**WRITTEN PROBLEM:**
Reproduce verbatim the part of the listing that opens with the line containing "350, 603, 392]" and closes with the line containing "empty-cell[interactable] bbox=[437, 1022, 603, 1064]", including both of those lines.

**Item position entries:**
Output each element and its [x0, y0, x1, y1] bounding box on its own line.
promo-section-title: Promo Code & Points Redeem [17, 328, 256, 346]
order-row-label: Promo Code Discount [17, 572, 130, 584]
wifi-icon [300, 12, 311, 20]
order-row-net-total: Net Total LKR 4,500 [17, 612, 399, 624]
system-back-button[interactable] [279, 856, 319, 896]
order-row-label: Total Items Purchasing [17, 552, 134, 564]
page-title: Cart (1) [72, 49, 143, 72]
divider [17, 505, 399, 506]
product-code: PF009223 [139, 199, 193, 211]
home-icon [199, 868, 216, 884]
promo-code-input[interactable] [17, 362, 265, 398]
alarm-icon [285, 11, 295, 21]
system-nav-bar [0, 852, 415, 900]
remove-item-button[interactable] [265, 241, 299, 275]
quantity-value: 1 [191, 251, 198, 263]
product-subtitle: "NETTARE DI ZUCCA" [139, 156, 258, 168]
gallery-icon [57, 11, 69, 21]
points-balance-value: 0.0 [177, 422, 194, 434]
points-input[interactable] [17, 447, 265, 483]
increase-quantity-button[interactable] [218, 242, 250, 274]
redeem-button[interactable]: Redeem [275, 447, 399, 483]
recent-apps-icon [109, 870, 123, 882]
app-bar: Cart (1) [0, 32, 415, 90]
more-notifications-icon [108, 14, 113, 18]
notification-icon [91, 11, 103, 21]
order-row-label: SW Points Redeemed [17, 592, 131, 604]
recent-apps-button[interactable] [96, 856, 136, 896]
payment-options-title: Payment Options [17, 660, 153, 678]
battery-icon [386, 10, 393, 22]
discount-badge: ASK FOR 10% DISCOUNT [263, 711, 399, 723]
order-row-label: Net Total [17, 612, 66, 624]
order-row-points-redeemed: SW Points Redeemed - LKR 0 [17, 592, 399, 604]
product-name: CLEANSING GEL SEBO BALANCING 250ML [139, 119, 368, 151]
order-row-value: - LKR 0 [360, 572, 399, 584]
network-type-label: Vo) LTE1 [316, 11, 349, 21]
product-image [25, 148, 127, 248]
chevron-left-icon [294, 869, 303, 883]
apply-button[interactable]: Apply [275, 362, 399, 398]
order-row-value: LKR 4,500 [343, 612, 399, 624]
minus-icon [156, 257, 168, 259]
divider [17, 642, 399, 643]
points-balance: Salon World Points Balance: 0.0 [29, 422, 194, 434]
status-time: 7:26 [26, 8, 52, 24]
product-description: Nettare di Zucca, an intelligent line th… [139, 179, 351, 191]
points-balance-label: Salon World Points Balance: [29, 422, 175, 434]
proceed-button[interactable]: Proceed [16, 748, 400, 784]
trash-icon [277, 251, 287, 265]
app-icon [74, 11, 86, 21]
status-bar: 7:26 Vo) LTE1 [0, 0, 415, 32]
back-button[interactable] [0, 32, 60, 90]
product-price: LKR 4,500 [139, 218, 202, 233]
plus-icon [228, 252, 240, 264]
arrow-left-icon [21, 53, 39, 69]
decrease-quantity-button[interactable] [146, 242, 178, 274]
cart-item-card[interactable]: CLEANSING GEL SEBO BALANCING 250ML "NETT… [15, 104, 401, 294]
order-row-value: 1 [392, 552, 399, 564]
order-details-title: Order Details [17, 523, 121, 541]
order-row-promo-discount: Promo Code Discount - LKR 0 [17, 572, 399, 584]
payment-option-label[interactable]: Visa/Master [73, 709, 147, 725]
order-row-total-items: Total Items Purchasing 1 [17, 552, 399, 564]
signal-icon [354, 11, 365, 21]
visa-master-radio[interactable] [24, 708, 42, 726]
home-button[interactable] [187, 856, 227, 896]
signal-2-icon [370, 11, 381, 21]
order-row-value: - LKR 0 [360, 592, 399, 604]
* * *
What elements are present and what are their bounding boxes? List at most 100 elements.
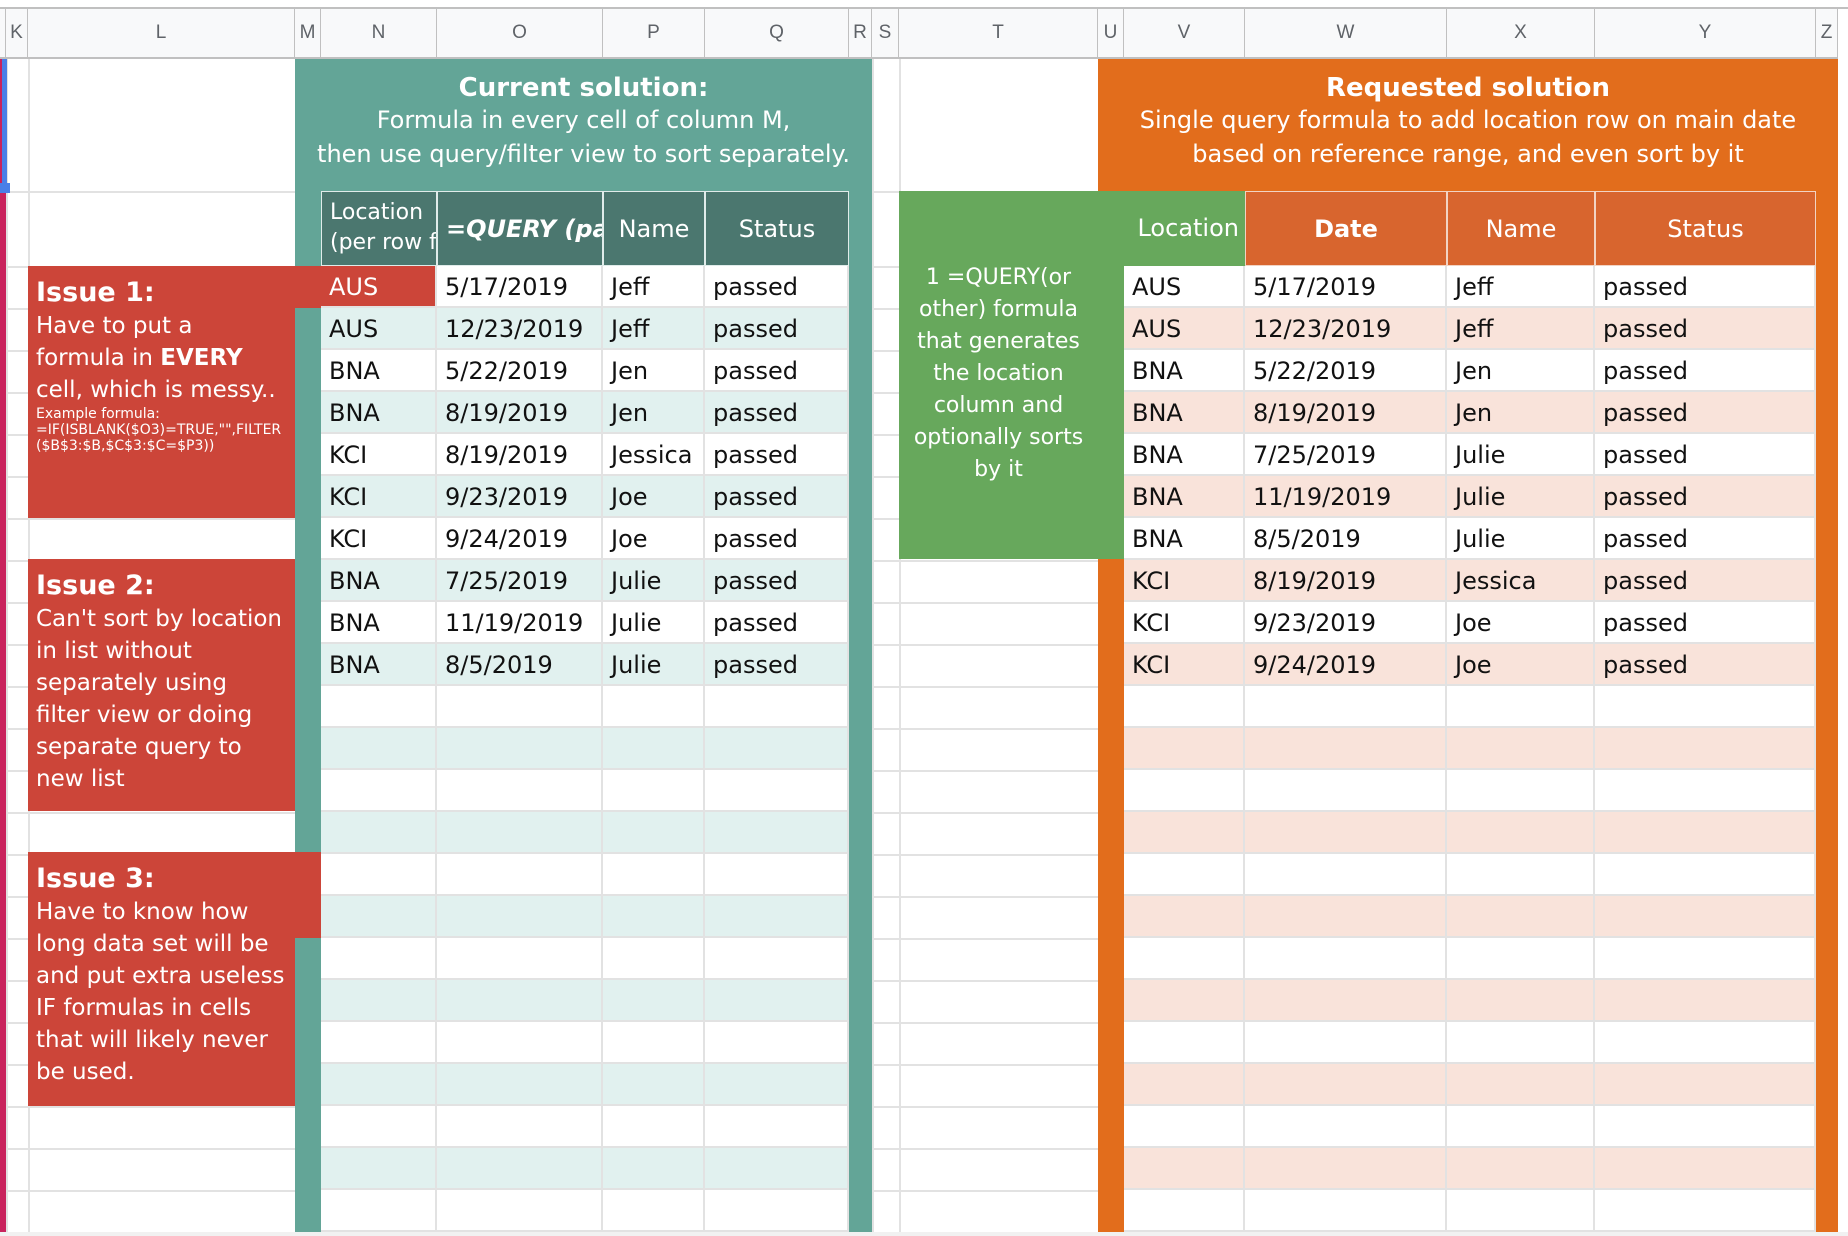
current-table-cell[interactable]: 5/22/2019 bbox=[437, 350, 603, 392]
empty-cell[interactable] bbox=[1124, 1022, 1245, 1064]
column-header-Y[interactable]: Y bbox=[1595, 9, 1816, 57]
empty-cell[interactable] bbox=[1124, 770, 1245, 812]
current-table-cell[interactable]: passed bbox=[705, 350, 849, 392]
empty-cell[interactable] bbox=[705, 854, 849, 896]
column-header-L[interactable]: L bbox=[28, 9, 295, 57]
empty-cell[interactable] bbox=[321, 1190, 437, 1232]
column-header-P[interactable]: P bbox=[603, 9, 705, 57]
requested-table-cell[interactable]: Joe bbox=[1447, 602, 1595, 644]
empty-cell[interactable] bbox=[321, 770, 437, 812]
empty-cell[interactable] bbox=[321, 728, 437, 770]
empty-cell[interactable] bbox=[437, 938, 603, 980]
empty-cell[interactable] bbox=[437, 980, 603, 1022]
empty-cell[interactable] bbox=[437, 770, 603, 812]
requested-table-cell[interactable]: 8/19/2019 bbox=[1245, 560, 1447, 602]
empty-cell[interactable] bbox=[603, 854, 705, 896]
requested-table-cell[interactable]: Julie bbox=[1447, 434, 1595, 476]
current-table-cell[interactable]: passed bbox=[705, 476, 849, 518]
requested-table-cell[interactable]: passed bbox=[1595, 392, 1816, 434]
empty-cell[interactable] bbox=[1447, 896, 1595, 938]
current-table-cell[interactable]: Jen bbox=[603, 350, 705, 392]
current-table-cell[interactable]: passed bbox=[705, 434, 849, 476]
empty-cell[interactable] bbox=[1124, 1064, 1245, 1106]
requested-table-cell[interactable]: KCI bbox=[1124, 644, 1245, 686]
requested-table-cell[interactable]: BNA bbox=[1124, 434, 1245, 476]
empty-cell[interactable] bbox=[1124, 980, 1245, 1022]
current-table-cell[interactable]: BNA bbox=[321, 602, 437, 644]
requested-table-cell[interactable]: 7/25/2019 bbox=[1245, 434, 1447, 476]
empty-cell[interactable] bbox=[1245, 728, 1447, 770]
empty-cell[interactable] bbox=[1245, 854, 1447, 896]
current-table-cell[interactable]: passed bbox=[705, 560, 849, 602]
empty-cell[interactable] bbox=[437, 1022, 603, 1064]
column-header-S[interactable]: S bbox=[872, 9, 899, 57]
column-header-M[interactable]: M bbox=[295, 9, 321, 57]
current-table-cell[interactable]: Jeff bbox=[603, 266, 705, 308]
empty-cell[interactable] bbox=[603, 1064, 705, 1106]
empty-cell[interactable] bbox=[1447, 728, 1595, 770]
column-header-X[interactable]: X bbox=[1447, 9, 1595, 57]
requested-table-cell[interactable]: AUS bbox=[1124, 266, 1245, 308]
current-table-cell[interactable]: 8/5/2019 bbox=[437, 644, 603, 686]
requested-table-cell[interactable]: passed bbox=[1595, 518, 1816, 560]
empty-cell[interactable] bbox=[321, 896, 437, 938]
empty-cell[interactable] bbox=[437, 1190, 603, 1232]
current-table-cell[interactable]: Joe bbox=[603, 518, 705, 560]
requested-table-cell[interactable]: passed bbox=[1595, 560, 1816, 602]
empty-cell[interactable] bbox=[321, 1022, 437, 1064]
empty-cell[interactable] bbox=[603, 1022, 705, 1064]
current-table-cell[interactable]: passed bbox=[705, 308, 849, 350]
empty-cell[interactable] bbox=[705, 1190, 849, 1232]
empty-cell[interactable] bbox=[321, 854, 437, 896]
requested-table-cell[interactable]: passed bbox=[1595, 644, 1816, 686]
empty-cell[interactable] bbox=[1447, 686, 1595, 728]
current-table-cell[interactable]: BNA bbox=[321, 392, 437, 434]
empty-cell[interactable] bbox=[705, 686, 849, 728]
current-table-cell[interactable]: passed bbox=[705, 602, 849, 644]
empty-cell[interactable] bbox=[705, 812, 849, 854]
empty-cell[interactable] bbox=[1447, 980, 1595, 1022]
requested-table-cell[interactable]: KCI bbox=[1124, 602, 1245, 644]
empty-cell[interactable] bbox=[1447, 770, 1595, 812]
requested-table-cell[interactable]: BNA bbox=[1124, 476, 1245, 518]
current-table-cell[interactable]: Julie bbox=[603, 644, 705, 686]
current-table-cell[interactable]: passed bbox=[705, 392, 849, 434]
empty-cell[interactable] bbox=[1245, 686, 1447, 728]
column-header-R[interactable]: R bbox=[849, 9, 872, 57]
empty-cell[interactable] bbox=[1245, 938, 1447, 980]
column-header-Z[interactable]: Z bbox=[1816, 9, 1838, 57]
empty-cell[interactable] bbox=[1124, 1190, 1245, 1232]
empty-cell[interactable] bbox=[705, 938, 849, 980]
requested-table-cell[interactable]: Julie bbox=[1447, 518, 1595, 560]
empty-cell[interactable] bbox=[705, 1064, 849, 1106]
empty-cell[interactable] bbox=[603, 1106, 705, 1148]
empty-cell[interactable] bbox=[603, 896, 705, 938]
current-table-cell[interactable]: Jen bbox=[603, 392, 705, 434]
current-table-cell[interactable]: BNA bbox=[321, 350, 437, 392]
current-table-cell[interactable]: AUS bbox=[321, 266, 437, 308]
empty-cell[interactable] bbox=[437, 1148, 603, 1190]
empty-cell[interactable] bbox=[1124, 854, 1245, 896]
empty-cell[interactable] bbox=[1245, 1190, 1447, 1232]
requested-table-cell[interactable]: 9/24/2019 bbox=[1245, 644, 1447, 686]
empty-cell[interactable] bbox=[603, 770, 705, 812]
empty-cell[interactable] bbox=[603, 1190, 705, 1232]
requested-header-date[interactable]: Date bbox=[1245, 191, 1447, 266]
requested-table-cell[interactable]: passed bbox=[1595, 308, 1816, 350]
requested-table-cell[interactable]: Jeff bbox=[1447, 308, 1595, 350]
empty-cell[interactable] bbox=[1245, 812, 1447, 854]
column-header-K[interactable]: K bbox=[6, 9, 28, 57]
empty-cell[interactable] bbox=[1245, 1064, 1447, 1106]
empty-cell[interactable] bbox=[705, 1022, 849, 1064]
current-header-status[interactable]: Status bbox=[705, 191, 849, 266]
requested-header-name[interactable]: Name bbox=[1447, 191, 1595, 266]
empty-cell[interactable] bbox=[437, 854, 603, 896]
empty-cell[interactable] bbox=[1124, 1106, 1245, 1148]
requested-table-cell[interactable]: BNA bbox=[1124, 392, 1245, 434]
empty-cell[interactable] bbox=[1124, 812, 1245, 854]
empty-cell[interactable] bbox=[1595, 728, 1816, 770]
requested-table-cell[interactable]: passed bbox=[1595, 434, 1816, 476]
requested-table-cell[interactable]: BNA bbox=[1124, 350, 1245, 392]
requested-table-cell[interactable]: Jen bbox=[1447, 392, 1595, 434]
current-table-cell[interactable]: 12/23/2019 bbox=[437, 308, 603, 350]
--
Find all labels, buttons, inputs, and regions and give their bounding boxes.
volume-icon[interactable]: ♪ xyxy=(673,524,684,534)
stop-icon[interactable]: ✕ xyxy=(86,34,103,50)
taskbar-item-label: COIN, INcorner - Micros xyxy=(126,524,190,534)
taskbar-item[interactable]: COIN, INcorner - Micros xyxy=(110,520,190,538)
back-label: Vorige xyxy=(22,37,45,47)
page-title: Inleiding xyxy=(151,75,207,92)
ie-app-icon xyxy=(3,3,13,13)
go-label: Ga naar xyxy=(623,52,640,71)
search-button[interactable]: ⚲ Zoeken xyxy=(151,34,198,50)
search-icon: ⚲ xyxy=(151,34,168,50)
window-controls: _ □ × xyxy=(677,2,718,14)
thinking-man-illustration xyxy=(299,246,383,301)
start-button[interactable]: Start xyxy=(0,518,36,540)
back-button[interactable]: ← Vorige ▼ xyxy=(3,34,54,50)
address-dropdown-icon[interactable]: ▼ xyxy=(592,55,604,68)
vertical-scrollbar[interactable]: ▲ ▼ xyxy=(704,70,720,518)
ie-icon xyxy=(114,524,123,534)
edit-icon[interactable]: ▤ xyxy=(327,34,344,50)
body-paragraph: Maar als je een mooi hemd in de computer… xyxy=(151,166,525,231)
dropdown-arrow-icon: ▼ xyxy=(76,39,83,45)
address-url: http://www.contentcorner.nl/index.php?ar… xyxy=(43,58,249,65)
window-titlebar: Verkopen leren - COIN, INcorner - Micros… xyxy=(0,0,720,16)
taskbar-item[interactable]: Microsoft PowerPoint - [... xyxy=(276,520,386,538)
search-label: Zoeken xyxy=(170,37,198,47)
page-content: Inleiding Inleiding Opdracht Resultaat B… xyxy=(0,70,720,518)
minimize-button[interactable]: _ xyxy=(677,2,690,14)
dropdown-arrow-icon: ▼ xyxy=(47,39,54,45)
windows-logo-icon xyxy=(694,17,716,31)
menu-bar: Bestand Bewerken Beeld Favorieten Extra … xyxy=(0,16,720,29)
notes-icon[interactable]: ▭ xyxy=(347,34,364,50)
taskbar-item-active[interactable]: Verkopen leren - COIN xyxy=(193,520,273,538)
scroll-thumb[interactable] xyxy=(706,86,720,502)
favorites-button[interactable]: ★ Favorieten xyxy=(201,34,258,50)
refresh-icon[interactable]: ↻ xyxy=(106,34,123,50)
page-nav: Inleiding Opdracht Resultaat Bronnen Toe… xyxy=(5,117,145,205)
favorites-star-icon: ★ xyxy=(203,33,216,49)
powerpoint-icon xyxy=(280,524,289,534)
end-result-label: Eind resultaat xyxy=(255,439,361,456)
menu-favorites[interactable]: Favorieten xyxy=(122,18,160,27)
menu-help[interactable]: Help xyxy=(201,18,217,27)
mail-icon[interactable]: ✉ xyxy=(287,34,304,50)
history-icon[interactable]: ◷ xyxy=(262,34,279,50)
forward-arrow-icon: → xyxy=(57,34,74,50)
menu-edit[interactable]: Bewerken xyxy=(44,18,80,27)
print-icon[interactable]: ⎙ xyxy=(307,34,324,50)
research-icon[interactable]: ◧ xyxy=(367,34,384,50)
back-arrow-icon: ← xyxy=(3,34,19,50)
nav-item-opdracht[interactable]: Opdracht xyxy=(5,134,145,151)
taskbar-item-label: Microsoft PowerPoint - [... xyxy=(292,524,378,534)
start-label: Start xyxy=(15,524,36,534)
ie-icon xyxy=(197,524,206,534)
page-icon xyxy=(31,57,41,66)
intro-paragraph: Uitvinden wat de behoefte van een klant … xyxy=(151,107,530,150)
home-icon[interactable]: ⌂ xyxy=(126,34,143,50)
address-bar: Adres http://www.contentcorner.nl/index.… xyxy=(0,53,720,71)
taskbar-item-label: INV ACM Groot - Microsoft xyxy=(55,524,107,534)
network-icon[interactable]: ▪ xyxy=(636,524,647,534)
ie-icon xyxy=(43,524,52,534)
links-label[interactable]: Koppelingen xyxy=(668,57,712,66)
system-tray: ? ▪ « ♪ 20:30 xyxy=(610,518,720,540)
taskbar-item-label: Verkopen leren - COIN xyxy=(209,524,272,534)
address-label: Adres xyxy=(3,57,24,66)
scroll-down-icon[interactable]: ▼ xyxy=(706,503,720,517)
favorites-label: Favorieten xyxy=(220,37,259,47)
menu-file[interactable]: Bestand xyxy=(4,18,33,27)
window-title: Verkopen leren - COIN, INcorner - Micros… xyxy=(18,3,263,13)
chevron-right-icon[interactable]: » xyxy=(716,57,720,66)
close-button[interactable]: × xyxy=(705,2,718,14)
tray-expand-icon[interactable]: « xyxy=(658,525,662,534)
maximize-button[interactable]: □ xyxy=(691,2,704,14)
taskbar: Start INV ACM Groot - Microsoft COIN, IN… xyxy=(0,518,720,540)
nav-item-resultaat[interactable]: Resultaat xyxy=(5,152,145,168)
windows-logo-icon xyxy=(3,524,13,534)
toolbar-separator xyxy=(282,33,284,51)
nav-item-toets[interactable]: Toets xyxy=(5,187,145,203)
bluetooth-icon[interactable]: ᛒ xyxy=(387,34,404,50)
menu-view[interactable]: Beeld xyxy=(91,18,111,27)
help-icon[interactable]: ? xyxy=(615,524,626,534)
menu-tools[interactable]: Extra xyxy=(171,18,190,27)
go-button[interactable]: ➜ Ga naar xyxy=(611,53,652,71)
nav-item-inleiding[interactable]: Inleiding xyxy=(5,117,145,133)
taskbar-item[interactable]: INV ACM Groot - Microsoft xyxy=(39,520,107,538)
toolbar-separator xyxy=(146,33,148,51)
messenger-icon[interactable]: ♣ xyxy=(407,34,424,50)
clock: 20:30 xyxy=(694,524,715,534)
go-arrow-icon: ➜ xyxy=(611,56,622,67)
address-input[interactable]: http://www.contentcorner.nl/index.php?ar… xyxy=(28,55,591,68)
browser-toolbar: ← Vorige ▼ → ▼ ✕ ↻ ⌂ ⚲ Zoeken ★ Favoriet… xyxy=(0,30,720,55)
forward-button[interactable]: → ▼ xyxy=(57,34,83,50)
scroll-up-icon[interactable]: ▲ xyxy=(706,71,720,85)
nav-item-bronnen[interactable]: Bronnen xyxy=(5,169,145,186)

**TASK OUTPUT:**
current-table-cell[interactable]: 5/22/2019 bbox=[437, 350, 603, 392]
empty-cell[interactable] bbox=[1124, 1022, 1245, 1064]
column-header-Y[interactable]: Y bbox=[1595, 9, 1816, 57]
empty-cell[interactable] bbox=[1124, 770, 1245, 812]
current-table-cell[interactable]: passed bbox=[705, 350, 849, 392]
empty-cell[interactable] bbox=[705, 854, 849, 896]
column-header-L[interactable]: L bbox=[28, 9, 295, 57]
empty-cell[interactable] bbox=[321, 1190, 437, 1232]
column-header-P[interactable]: P bbox=[603, 9, 705, 57]
requested-table-cell[interactable]: Joe bbox=[1447, 602, 1595, 644]
empty-cell[interactable] bbox=[321, 770, 437, 812]
empty-cell[interactable] bbox=[321, 728, 437, 770]
empty-cell[interactable] bbox=[437, 938, 603, 980]
empty-cell[interactable] bbox=[437, 980, 603, 1022]
empty-cell[interactable] bbox=[437, 770, 603, 812]
requested-table-cell[interactable]: 8/19/2019 bbox=[1245, 560, 1447, 602]
empty-cell[interactable] bbox=[603, 854, 705, 896]
requested-table-cell[interactable]: Julie bbox=[1447, 434, 1595, 476]
current-table-cell[interactable]: passed bbox=[705, 476, 849, 518]
requested-table-cell[interactable]: passed bbox=[1595, 392, 1816, 434]
empty-cell[interactable] bbox=[1447, 896, 1595, 938]
current-table-cell[interactable]: Jen bbox=[603, 350, 705, 392]
current-table-cell[interactable]: passed bbox=[705, 434, 849, 476]
empty-cell[interactable] bbox=[1124, 1064, 1245, 1106]
requested-table-cell[interactable]: KCI bbox=[1124, 644, 1245, 686]
requested-table-cell[interactable]: BNA bbox=[1124, 434, 1245, 476]
empty-cell[interactable] bbox=[1124, 980, 1245, 1022]
current-table-cell[interactable]: BNA bbox=[321, 602, 437, 644]
requested-table-cell[interactable]: 7/25/2019 bbox=[1245, 434, 1447, 476]
empty-cell[interactable] bbox=[1245, 728, 1447, 770]
empty-cell[interactable] bbox=[1245, 854, 1447, 896]
current-table-cell[interactable]: passed bbox=[705, 560, 849, 602]
empty-cell[interactable] bbox=[437, 1022, 603, 1064]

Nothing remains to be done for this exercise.